## EXERCISE
Output each entry exactly; skip nothing.

## RECORD EXCERPTS

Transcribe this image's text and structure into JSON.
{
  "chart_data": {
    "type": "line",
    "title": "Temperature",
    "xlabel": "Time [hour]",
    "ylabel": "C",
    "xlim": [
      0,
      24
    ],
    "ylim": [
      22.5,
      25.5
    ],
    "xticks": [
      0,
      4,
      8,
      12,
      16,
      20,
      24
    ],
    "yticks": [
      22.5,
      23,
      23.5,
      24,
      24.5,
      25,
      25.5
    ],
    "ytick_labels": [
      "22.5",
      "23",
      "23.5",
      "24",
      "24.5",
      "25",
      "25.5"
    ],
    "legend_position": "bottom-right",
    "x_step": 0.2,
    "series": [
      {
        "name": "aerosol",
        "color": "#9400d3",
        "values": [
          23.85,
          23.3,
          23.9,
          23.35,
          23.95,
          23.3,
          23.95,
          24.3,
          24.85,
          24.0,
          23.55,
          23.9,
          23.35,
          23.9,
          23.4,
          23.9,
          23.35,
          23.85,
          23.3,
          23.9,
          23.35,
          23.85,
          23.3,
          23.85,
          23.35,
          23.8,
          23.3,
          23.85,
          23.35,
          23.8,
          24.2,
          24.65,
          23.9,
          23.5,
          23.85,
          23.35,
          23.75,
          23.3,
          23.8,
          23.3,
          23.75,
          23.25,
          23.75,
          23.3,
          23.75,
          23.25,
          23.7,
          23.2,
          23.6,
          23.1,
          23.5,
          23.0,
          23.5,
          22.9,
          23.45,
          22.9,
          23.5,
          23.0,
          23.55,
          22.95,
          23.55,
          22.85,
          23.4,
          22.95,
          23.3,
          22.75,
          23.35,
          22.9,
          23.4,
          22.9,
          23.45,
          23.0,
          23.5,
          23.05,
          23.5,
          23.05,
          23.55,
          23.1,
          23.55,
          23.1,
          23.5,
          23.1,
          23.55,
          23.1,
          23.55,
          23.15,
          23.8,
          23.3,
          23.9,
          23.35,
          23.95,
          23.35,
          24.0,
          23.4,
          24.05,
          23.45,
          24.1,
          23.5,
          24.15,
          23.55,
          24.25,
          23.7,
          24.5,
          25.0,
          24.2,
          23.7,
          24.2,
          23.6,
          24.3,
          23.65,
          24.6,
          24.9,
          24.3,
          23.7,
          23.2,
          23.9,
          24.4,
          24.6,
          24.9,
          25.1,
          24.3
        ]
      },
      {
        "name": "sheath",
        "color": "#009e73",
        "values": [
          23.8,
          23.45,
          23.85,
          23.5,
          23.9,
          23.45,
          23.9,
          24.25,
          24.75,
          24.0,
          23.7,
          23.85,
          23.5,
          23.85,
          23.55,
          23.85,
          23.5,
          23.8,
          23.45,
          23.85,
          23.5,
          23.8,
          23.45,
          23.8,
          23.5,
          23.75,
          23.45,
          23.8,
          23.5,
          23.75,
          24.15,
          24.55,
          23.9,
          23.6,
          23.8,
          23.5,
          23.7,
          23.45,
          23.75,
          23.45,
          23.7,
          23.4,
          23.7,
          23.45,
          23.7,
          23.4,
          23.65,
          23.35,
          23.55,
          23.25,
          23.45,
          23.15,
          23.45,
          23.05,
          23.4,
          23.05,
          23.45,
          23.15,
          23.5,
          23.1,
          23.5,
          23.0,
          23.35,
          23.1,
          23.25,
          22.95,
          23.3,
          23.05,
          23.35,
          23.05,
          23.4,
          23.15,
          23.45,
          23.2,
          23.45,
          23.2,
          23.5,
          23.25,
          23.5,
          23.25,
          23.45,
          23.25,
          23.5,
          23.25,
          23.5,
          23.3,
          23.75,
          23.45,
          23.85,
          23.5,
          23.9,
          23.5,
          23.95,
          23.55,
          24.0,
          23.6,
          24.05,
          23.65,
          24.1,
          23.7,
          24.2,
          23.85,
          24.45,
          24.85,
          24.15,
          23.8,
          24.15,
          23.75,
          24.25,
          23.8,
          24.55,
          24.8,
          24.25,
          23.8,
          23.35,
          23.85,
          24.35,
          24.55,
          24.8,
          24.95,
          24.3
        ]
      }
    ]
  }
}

## REPLY
Transcribe this image's text and structure into JSON.
{
  "chart_data": {
    "type": "line",
    "title": "Temperature",
    "xlabel": "Time [hour]",
    "ylabel": "C",
    "xlim": [
      0,
      24
    ],
    "ylim": [
      22.5,
      25.5
    ],
    "xticks": [
      0,
      4,
      8,
      12,
      16,
      20,
      24
    ],
    "yticks": [
      22.5,
      23,
      23.5,
      24,
      24.5,
      25,
      25.5
    ],
    "ytick_labels": [
      "22.5",
      "23",
      "23.5",
      "24",
      "24.5",
      "25",
      "25.5"
    ],
    "legend_position": "bottom-right",
    "x_step": 0.2,
    "series": [
      {
        "name": "aerosol",
        "color": "#9400d3",
        "values": [
          23.85,
          23.3,
          23.9,
          23.35,
          23.95,
          23.3,
          23.95,
          24.3,
          24.85,
          24.0,
          23.55,
          23.9,
          23.35,
          23.9,
          23.4,
          23.9,
          23.35,
          23.85,
          23.3,
          23.9,
          23.35,
          23.85,
          23.3,
          23.85,
          23.35,
          23.8,
          23.3,
          23.85,
          23.35,
          23.8,
          24.2,
          24.65,
          23.9,
          23.5,
          23.85,
          23.35,
          23.75,
          23.3,
          23.8,
          23.3,
          23.75,
          23.25,
          23.75,
          23.3,
          23.75,
          23.25,
          23.7,
          23.2,
          23.6,
          23.1,
          23.5,
          23.0,
          23.5,
          22.9,
          23.45,
          22.9,
          23.5,
          23.0,
          23.55,
          22.95,
          23.55,
          22.85,
          23.4,
          22.95,
          23.3,
          22.75,
          23.35,
          22.9,
          23.4,
          22.9,
          23.45,
          23.0,
          23.5,
          23.05,
          23.5,
          23.05,
          23.55,
          23.1,
          23.55,
          23.1,
          23.5,
          23.1,
          23.55,
          23.1,
          23.55,
          23.15,
          23.8,
          23.3,
          23.9,
          23.35,
          23.95,
          23.35,
          24.0,
          23.4,
          24.05,
          23.45,
          24.1,
          23.5,
          24.15,
          23.55,
          24.25,
          23.7,
          24.5,
          25.0,
          24.2,
          23.7,
          24.2,
          23.6,
          24.3,
          23.65,
          24.6,
          24.9,
          24.3,
          23.7,
          23.2,
          23.9,
          24.4,
          24.6,
          24.9,
          25.1,
          24.3
        ]
      },
      {
        "name": "sheath",
        "color": "#009e73",
        "values": [
          23.8,
          23.45,
          23.85,
          23.5,
          23.9,
          23.45,
          23.9,
          24.25,
          24.75,
          24.0,
          23.7,
          23.85,
          23.5,
          23.85,
          23.55,
          23.85,
          23.5,
          23.8,
          23.45,
          23.85,
          23.5,
          23.8,
          23.45,
          23.8,
          23.5,
          23.75,
          23.45,
          23.8,
          23.5,
          23.75,
          24.15,
          24.55,
          23.9,
          23.6,
          23.8,
          23.5,
          23.7,
          23.45,
          23.75,
          23.45,
          23.7,
          23.4,
          23.7,
          23.45,
          23.7,
          23.4,
          23.65,
          23.35,
          23.55,
          23.25,
          23.45,
          23.15,
          23.45,
          23.05,
          23.4,
          23.05,
          23.45,
          23.15,
          23.5,
          23.1,
          23.5,
          23.0,
          23.35,
          23.1,
          23.25,
          22.95,
          23.3,
          23.05,
          23.35,
          23.05,
          23.4,
          23.15,
          23.45,
          23.2,
          23.45,
          23.2,
          23.5,
          23.25,
          23.5,
          23.25,
          23.45,
          23.25,
          23.5,
          23.25,
          23.5,
          23.3,
          23.75,
          23.45,
          23.85,
          23.5,
          23.9,
          23.5,
          23.95,
          23.55,
          24.0,
          23.6,
          24.05,
          23.65,
          24.1,
          23.7,
          24.2,
          23.85,
          24.45,
          24.85,
          24.15,
          23.8,
          24.15,
          23.75,
          24.25,
          23.8,
          24.55,
          24.8,
          24.25,
          23.8,
          23.35,
          23.85,
          24.35,
          24.55,
          24.8,
          24.95,
          24.3
        ]
      }
    ]
  }
}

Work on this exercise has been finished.